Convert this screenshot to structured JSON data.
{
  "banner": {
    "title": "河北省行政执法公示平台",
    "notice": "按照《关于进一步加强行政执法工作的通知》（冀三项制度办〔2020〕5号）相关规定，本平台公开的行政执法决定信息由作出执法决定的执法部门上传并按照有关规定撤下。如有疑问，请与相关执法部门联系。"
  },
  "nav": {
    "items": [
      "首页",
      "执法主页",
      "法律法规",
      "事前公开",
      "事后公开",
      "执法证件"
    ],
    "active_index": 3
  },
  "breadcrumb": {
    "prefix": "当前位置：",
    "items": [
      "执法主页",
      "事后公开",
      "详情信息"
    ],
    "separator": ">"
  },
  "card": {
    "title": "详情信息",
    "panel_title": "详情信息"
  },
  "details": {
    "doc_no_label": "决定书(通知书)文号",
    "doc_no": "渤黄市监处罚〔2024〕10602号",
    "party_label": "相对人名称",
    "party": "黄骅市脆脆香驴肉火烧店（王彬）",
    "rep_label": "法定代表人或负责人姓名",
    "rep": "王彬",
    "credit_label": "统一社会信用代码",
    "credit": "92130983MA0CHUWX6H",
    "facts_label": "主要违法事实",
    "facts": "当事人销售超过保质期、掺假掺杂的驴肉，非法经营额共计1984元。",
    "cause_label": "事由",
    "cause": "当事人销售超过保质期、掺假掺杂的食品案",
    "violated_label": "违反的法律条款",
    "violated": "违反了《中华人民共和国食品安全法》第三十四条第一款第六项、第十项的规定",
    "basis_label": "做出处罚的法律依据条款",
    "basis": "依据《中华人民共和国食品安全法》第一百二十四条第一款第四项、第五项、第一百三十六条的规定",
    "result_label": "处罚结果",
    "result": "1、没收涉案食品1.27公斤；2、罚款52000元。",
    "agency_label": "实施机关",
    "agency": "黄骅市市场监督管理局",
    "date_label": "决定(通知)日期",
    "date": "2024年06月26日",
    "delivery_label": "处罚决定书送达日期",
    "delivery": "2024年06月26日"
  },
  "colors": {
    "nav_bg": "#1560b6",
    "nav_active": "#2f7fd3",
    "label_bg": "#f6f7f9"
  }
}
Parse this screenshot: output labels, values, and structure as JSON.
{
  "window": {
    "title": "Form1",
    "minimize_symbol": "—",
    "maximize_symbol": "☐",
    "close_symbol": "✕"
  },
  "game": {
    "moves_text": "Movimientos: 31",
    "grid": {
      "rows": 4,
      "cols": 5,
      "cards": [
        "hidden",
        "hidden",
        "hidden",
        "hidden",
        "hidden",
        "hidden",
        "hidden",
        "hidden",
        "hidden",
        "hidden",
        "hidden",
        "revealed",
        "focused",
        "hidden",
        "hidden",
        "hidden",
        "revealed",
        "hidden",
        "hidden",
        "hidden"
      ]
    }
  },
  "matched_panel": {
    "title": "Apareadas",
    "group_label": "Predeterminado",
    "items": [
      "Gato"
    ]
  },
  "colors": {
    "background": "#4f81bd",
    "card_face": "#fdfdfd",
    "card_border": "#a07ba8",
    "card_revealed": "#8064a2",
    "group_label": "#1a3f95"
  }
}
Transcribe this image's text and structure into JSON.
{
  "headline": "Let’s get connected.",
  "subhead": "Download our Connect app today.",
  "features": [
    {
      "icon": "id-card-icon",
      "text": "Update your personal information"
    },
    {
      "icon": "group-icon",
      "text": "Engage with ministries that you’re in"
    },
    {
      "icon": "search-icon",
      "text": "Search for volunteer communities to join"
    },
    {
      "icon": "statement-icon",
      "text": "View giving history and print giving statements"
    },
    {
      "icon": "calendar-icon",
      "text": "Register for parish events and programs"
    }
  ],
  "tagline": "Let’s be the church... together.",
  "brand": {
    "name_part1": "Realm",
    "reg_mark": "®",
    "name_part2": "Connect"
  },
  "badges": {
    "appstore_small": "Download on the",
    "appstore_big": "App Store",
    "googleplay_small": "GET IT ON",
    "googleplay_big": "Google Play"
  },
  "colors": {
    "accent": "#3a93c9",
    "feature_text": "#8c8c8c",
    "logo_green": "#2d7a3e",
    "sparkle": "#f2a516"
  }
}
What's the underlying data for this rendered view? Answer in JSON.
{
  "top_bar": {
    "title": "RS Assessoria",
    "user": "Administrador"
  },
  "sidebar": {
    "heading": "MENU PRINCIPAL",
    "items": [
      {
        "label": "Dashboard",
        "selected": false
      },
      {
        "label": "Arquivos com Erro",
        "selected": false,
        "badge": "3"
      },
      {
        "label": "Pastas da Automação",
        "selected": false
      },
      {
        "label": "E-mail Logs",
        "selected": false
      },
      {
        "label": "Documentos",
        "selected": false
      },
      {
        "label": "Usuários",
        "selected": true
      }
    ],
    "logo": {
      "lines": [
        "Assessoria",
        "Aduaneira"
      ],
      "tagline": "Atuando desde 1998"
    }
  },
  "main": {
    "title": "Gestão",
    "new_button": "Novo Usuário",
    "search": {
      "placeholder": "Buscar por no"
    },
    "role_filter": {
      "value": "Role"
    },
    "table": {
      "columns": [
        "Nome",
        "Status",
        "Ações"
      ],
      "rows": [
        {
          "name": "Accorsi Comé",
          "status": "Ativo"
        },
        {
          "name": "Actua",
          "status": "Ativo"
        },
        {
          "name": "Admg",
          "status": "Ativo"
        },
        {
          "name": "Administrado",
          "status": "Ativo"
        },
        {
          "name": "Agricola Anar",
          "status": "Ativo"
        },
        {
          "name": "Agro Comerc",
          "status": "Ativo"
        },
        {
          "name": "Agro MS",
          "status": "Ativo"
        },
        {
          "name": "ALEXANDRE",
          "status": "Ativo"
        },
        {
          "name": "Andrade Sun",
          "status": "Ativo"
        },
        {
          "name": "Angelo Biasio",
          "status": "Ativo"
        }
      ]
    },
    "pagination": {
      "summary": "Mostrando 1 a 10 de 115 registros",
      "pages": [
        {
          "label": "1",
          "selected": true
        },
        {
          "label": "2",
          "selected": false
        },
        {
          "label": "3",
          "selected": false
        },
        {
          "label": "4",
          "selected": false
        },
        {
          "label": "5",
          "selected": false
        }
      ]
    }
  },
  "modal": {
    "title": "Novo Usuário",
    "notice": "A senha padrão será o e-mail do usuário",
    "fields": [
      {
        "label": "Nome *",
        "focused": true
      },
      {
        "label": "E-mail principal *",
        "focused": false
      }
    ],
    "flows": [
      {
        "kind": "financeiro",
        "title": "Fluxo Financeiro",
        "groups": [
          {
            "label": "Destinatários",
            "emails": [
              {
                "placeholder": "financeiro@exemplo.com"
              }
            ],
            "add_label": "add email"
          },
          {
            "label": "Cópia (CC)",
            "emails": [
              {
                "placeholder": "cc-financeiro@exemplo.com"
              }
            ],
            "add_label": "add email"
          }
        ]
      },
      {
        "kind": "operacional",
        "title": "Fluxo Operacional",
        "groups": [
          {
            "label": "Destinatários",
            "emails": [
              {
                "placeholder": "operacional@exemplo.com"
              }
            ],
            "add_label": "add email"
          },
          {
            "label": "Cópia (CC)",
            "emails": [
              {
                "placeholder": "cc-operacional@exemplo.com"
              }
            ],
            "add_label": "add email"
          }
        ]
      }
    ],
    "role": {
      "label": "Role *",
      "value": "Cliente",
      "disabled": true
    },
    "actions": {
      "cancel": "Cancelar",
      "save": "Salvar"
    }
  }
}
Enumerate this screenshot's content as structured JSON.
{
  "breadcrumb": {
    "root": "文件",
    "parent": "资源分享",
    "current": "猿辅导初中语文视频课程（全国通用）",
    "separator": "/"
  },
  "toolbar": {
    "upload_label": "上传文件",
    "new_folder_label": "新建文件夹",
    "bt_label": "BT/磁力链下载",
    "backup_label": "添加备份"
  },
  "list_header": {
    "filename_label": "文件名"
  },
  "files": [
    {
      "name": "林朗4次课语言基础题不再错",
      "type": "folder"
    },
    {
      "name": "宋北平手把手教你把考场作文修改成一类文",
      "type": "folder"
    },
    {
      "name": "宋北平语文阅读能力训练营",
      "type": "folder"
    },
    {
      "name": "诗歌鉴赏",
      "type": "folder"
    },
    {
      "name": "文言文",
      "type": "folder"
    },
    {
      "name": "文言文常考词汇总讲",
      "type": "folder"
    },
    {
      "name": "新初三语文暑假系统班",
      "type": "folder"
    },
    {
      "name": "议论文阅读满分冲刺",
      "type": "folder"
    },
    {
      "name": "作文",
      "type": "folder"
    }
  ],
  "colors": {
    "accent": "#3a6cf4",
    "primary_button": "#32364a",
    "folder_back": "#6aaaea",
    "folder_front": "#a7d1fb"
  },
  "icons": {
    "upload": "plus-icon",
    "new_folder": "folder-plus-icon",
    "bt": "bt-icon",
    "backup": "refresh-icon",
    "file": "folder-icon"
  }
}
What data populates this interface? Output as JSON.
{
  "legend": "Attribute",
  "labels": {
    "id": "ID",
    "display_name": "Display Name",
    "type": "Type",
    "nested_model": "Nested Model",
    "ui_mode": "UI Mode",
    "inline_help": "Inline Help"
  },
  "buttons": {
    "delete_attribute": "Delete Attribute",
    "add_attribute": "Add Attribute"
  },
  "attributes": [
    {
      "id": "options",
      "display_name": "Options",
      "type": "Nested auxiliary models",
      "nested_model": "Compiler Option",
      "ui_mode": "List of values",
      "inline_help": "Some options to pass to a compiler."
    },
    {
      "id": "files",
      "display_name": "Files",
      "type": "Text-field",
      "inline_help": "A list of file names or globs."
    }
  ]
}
· · · · · · ·
● **What this task involves**:
Copy, from the material, each line that holds the string "plus".

● **Problem solution**:
    "upload": "plus-icon",
    "new_folder": "folder-plus-icon",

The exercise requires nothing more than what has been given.